**Exercise description**
Using the material below, copy every line where "Fibre" appears.

**Recorded data**
---+---

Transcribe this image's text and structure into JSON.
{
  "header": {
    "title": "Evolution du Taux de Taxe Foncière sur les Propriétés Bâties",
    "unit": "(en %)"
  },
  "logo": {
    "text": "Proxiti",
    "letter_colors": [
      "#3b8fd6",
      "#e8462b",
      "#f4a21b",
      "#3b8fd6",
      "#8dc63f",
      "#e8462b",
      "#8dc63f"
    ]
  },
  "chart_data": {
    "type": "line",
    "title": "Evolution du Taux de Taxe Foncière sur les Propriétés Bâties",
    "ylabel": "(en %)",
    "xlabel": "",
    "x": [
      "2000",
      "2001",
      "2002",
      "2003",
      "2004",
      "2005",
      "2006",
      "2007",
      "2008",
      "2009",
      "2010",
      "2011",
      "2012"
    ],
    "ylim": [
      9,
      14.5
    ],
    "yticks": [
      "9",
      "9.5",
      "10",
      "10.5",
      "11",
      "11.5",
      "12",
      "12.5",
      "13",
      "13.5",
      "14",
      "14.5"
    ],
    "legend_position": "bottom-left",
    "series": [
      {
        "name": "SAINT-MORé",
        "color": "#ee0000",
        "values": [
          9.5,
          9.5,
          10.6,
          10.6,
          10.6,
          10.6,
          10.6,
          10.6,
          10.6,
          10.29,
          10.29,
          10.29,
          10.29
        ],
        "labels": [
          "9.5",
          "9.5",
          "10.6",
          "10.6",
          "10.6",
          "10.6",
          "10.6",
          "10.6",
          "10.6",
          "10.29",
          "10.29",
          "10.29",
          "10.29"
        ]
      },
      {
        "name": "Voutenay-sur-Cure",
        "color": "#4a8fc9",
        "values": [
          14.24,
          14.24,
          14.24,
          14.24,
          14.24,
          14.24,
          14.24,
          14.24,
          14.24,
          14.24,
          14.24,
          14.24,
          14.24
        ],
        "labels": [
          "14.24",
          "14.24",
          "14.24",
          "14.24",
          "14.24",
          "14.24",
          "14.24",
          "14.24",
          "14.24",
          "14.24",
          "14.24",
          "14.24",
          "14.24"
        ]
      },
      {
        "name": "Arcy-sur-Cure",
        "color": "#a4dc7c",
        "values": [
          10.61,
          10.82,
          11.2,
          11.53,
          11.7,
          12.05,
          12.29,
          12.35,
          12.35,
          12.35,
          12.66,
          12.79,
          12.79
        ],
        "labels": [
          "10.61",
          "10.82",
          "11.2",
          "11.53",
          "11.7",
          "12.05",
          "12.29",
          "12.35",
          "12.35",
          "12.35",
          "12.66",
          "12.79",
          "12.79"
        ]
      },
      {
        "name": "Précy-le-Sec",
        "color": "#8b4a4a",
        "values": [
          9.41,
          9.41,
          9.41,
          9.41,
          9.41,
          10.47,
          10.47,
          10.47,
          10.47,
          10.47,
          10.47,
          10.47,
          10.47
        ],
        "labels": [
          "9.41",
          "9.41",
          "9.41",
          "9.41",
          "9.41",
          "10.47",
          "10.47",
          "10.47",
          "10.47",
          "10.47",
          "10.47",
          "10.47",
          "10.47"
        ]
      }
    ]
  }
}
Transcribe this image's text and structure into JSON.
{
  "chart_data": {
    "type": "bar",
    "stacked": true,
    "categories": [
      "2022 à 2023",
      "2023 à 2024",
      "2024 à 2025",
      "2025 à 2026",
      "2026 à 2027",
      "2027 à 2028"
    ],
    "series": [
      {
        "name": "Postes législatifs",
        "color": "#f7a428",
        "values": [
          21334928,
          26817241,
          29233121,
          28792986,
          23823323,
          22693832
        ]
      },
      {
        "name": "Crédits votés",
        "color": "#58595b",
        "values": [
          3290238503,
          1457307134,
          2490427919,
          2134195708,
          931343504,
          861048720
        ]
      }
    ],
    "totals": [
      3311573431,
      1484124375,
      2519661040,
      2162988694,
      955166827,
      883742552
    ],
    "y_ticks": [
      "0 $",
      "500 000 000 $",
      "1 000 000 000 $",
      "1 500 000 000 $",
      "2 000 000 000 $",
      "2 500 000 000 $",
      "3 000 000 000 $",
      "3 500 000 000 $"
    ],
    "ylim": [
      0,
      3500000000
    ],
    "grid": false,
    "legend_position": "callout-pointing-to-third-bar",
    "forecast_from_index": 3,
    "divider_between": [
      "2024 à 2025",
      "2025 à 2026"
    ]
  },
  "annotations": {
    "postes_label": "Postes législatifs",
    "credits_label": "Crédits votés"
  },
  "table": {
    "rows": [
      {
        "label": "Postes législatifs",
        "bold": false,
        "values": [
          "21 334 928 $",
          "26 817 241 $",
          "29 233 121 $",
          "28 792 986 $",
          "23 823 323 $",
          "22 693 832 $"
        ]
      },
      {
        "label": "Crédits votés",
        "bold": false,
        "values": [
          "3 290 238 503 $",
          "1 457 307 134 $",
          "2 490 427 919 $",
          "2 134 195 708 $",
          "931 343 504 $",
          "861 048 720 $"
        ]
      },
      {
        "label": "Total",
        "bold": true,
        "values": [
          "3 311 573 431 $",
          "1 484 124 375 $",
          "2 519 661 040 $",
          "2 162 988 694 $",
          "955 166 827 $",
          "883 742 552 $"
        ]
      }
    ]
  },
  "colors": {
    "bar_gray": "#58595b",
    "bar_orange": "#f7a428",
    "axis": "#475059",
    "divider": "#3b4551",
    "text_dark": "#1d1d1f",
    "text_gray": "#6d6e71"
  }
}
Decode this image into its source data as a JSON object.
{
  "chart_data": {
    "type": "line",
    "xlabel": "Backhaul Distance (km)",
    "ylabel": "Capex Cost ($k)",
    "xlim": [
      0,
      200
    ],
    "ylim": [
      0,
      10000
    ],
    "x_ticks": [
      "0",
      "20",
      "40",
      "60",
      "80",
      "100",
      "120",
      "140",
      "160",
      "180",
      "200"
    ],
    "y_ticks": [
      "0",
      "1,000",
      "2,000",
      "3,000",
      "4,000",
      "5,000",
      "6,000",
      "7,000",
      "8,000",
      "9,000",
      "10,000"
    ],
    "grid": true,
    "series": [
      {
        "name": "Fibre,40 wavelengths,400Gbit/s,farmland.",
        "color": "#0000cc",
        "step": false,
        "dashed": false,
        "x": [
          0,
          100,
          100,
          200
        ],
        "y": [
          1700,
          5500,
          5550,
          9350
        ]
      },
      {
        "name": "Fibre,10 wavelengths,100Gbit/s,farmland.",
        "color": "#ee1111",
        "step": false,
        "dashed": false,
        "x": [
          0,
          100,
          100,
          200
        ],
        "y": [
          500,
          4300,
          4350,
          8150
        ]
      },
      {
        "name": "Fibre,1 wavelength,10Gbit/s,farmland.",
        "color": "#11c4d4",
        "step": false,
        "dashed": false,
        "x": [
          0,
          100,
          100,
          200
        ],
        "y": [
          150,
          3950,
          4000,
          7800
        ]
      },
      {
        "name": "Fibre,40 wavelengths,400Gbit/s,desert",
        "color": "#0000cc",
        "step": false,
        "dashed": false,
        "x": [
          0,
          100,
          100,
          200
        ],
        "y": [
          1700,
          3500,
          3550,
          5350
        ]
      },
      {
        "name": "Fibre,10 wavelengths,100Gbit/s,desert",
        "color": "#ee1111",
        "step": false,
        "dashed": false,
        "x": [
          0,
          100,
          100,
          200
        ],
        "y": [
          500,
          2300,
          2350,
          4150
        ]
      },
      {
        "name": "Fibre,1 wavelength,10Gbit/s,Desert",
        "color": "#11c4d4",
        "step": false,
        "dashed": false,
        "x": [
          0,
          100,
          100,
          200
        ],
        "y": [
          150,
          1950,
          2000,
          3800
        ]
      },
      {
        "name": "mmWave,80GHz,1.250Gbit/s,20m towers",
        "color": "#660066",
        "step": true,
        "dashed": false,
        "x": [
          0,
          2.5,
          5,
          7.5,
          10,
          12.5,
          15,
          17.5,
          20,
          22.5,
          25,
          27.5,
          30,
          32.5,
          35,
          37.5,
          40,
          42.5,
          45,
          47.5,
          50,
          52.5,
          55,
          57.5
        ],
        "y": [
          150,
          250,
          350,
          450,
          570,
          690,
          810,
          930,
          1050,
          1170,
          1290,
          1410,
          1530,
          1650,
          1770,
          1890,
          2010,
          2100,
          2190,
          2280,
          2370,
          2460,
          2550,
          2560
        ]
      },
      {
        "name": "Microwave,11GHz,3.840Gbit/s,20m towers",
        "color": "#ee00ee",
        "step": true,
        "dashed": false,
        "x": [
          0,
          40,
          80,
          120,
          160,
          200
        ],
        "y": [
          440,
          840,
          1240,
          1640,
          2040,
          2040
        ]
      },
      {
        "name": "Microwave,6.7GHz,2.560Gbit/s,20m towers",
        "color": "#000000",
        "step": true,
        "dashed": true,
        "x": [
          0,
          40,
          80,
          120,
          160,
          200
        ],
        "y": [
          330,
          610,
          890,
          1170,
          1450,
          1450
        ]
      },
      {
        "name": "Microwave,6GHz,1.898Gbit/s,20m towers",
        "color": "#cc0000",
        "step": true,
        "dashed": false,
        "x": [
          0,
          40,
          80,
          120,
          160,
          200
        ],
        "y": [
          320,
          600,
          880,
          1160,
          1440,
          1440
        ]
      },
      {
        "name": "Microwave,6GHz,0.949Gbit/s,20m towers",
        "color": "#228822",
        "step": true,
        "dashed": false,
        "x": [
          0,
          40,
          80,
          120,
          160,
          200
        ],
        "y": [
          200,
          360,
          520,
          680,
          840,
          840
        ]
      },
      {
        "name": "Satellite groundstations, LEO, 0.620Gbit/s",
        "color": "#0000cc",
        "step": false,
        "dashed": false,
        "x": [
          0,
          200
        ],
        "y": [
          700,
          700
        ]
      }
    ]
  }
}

---+---

**Answer for this exercise**
        "name": "Fibre,40 wavelengths,400Gbit/s,farmland.",
        "name": "Fibre,10 wavelengths,100Gbit/s,farmland.",
        "name": "Fibre,1 wavelength,10Gbit/s,farmland.",
        "name": "Fibre,40 wavelengths,400Gbit/s,desert",
        "name": "Fibre,10 wavelengths,100Gbit/s,desert",
        "name": "Fibre,1 wavelength,10Gbit/s,Desert",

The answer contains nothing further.